PROBLEM TO WORK ON: Find each line containing the string "classification". Copy it.
--
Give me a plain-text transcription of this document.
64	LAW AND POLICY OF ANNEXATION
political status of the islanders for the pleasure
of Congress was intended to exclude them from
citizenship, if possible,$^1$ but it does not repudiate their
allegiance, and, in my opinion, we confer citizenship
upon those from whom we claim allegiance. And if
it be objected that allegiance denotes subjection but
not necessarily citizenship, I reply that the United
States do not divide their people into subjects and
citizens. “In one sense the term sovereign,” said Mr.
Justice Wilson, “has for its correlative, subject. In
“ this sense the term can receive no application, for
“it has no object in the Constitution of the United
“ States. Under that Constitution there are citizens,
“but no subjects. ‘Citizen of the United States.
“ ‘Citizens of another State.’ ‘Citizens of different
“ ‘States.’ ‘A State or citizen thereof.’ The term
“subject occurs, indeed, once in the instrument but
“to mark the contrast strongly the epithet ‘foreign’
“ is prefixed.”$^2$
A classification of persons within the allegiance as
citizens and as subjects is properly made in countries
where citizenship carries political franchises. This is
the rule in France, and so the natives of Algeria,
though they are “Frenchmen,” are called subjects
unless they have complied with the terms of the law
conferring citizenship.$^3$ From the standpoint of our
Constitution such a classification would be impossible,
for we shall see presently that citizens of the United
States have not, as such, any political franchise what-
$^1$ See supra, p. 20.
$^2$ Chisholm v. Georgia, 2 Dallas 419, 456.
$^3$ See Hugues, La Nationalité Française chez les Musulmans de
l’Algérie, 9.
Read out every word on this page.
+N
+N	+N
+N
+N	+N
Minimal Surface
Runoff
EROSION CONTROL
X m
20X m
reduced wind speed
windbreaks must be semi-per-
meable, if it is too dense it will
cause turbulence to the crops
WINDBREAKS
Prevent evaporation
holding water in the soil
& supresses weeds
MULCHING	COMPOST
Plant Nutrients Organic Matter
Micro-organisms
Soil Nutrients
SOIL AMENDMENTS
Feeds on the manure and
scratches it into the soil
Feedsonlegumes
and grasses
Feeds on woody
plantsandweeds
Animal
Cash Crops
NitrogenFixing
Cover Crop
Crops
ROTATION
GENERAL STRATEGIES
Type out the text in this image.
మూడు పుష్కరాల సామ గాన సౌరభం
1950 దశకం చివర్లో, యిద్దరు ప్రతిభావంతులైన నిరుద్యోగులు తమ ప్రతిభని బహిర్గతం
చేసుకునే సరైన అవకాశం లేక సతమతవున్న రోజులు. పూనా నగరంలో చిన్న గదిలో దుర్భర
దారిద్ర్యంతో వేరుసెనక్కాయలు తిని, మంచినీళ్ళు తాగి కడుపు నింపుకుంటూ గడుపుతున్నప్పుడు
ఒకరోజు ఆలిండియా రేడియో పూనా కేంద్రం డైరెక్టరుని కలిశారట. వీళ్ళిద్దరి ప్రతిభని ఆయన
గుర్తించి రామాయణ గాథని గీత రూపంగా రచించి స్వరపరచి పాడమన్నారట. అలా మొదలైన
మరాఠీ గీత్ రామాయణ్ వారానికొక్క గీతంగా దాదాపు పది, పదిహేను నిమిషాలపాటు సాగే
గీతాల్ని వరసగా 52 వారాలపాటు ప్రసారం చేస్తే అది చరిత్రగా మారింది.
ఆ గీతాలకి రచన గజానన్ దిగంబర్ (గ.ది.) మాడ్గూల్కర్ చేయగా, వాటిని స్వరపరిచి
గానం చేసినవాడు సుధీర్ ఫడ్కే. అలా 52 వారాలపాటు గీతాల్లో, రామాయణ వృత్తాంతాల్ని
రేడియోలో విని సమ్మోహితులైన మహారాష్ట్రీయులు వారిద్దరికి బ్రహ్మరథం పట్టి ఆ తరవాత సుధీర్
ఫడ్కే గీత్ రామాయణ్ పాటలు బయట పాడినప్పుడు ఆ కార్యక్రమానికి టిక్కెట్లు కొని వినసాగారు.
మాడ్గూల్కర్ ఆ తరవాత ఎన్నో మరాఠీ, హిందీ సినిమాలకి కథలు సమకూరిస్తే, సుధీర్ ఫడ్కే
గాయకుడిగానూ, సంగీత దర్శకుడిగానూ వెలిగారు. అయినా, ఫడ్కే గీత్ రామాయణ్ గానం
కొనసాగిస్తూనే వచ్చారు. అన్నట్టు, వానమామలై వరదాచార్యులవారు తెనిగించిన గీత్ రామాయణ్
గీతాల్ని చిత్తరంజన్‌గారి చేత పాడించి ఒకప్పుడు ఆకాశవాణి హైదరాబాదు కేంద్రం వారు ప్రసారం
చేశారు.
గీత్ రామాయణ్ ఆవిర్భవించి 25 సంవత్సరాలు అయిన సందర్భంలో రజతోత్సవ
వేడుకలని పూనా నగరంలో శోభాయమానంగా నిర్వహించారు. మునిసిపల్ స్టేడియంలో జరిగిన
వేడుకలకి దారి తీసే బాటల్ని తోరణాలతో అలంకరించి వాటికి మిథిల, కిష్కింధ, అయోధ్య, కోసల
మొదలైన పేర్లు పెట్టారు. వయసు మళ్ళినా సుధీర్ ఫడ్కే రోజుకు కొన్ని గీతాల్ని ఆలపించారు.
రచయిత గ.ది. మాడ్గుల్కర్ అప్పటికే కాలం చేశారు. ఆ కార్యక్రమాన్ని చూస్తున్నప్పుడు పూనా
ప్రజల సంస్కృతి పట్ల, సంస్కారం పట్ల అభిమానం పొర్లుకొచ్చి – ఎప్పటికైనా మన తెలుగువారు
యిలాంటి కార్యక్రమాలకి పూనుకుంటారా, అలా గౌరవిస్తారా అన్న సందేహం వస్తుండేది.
--
SOLUTION TO THE EXERCISE:
A classification of persons within the allegiance as
Constitution such a classification would be impossible,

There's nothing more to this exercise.